Reproduce all of the data exactly, with no line skipped.
--- Begin MATERIAL FOR THIS TASK ---
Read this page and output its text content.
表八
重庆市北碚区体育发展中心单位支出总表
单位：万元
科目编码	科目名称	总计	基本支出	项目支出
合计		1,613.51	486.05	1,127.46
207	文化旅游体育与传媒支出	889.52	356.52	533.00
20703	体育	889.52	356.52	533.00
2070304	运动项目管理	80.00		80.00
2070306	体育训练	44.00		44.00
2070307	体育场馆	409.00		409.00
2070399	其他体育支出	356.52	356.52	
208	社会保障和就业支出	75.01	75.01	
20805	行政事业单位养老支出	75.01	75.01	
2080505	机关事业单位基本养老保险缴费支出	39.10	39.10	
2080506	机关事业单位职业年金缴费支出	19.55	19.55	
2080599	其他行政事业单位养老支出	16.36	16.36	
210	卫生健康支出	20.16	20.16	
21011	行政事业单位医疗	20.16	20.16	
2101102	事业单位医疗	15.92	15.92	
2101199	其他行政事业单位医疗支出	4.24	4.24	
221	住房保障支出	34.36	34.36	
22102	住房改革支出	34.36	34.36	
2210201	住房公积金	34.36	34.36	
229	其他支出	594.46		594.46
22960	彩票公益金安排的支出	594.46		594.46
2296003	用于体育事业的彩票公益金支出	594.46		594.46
--- End MATERIAL FOR THIS TASK ---
- [TASK RESULT]:
Read this page and output its text content.
表八
重庆市北碚区体育发展中心单位支出总表
单位：万元
科目编码	科目名称	总计	基本支出	项目支出
合计		1,613.51	486.05	1,127.46
207	文化旅游体育与传媒支出	889.52	356.52	533.00
20703	体育	889.52	356.52	533.00
2070304	运动项目管理	80.00		80.00
2070306	体育训练	44.00		44.00
2070307	体育场馆	409.00		409.00
2070399	其他体育支出	356.52	356.52	
208	社会保障和就业支出	75.01	75.01	
20805	行政事业单位养老支出	75.01	75.01	
2080505	机关事业单位基本养老保险缴费支出	39.10	39.10	
2080506	机关事业单位职业年金缴费支出	19.55	19.55	
2080599	其他行政事业单位养老支出	16.36	16.36	
210	卫生健康支出	20.16	20.16	
21011	行政事业单位医疗	20.16	20.16	
2101102	事业单位医疗	15.92	15.92	
2101199	其他行政事业单位医疗支出	4.24	4.24	
221	住房保障支出	34.36	34.36	
22102	住房改革支出	34.36	34.36	
2210201	住房公积金	34.36	34.36	
229	其他支出	594.46		594.46
22960	彩票公益金安排的支出	594.46		594.46
2296003	用于体育事业的彩票公益金支出	594.46		594.46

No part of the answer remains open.